**TASK STATEMENT:**
Can you reproduce every row below character for character, leaving out the pictures?

[Box coordinate listings]
-- BEGIN --

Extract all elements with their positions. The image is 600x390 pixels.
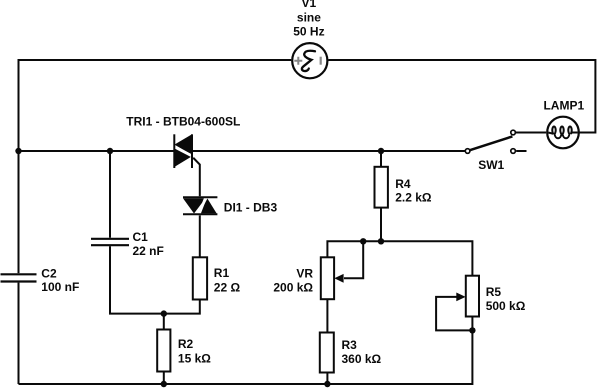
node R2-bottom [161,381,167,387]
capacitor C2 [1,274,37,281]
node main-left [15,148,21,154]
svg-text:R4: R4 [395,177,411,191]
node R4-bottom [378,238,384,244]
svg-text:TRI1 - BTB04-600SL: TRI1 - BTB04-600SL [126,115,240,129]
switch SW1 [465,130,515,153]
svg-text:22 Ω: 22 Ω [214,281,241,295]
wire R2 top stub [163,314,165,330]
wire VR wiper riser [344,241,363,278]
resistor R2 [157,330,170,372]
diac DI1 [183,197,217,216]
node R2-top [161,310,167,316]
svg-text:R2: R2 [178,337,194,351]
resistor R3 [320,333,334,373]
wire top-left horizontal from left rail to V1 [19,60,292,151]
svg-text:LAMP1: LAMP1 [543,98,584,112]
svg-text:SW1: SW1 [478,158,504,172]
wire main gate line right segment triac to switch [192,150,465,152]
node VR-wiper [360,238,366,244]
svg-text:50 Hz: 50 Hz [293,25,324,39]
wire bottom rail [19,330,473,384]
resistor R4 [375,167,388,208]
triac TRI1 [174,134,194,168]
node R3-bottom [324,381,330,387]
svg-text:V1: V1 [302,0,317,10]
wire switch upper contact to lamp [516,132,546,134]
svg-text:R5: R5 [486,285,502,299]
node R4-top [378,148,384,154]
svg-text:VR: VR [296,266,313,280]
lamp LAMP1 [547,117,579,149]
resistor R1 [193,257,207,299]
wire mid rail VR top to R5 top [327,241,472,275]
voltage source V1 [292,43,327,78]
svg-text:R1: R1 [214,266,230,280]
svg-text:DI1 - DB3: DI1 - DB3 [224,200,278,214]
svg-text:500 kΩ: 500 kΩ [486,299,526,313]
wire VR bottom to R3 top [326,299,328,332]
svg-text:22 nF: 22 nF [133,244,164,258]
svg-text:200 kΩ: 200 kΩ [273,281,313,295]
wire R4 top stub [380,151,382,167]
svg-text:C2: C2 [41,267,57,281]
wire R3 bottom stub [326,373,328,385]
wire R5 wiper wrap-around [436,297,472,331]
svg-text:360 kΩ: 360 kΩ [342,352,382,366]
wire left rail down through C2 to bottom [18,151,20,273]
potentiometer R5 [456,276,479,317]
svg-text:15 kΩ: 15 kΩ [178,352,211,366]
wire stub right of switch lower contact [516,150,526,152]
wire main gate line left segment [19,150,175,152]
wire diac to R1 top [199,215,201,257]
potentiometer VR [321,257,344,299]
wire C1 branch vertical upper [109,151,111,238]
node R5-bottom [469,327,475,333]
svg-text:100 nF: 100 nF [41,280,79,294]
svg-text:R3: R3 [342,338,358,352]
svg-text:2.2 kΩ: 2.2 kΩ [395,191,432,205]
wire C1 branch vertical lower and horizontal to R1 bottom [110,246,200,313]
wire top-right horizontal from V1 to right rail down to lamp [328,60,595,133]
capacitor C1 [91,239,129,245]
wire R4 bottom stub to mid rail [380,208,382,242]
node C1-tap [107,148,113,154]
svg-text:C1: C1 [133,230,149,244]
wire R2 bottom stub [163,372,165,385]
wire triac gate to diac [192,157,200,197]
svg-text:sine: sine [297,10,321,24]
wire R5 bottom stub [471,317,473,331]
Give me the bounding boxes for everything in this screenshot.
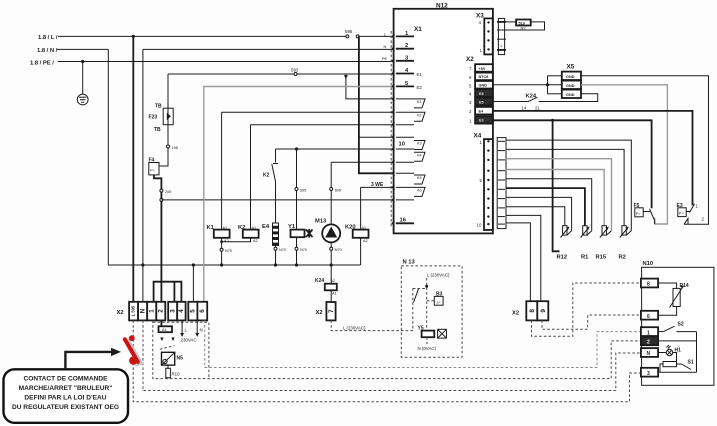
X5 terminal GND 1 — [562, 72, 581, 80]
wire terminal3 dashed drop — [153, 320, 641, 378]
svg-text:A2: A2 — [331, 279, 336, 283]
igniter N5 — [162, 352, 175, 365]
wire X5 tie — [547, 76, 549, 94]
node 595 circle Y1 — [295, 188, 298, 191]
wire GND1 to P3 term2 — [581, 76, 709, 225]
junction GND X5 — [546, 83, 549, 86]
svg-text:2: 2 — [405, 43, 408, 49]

-- END --

**SOLUTION BELOW:**
Extract all elements with their positions. The image is 600x390 pixels.
node R2-bottom [161,381,167,387]
capacitor C2 [1,274,37,281]
node main-left [15,148,21,154]
svg-text:R4: R4 [395,177,411,191]
node R4-bottom [378,238,384,244]
svg-text:TRI1 - BTB04-600SL: TRI1 - BTB04-600SL [126,115,240,129]
switch SW1 [465,130,515,153]
svg-text:22 Ω: 22 Ω [214,281,241,295]
wire R2 top stub [163,314,165,330]
wire VR wiper riser [344,241,363,278]
resistor R2 [157,330,170,372]
diac DI1 [183,197,217,216]
node R2-top [161,310,167,316]
svg-text:R2: R2 [178,337,194,351]
resistor R3 [320,333,334,373]
wire top-left horizontal from left rail to V1 [19,60,292,151]
svg-text:LAMP1: LAMP1 [543,98,584,112]
svg-text:SW1: SW1 [478,158,504,172]
wire main gate line right segment triac to switch [192,150,465,152]
node VR-wiper [360,238,366,244]
svg-text:50 Hz: 50 Hz [293,25,324,39]
wire bottom rail [19,330,473,384]
resistor R4 [375,167,388,208]
triac TRI1 [174,134,194,168]
node R3-bottom [324,381,330,387]
svg-text:V1: V1 [302,0,317,10]
wire switch upper contact to lamp [516,132,546,134]
svg-text:R5: R5 [486,285,502,299]
node R4-top [378,148,384,154]
svg-text:VR: VR [296,266,313,280]
lamp LAMP1 [547,117,579,149]
resistor R1 [193,257,207,299]
wire mid rail VR top to R5 top [327,241,472,275]
voltage source V1 [292,43,327,78]
svg-text:R1: R1 [214,266,230,280]
svg-text:DI1 - DB3: DI1 - DB3 [224,200,278,214]
svg-text:500 kΩ: 500 kΩ [486,299,526,313]
wire VR bottom to R3 top [326,299,328,332]
svg-text:22 nF: 22 nF [133,244,164,258]
svg-text:200 kΩ: 200 kΩ [273,281,313,295]
wire R4 top stub [380,151,382,167]
svg-text:C2: C2 [41,267,57,281]
wire R3 bottom stub [326,373,328,385]
wire R5 wiper wrap-around [436,297,472,331]
svg-text:360 kΩ: 360 kΩ [342,352,382,366]
wire left rail down through C2 to bottom [18,151,20,273]
potentiometer R5 [456,276,479,317]
svg-text:15 kΩ: 15 kΩ [178,352,211,366]
wire stub right of switch lower contact [516,150,526,152]
wire main gate line left segment [19,150,175,152]
wire diac to R1 top [199,215,201,257]
potentiometer VR [321,257,344,299]
wire C1 branch vertical upper [109,151,111,238]
node R5-bottom [469,327,475,333]
svg-text:100 nF: 100 nF [41,280,79,294]
svg-text:R3: R3 [342,338,358,352]
svg-text:2.2 kΩ: 2.2 kΩ [395,191,432,205]
wire C1 branch vertical lower and horizontal to R1 bottom [110,246,200,313]
wire top-right horizontal from V1 to right rail down to lamp [328,60,595,133]
capacitor C1 [91,239,129,245]
wire R4 bottom stub to mid rail [380,208,382,242]
node C1-tap [107,148,113,154]
svg-text:C1: C1 [133,230,149,244]
wire R2 bottom stub [163,372,165,385]
wire triac gate to diac [192,157,200,197]
svg-text:sine: sine [297,10,321,24]
wire R5 bottom stub [471,317,473,331]
Give me the bounding boxes for everything in this screenshot.
X5 terminal GND 1 — [562, 72, 581, 80]
wire terminal3 dashed drop — [153, 320, 641, 378]
svg-text:A2: A2 — [331, 279, 336, 283]
igniter N5 — [162, 352, 175, 365]
wire X5 tie — [547, 76, 549, 94]
node 595 circle Y1 — [295, 188, 298, 191]
wire GND1 to P3 term2 — [581, 76, 709, 225]
junction GND X5 — [546, 83, 549, 86]
svg-text:2: 2 — [405, 43, 408, 49]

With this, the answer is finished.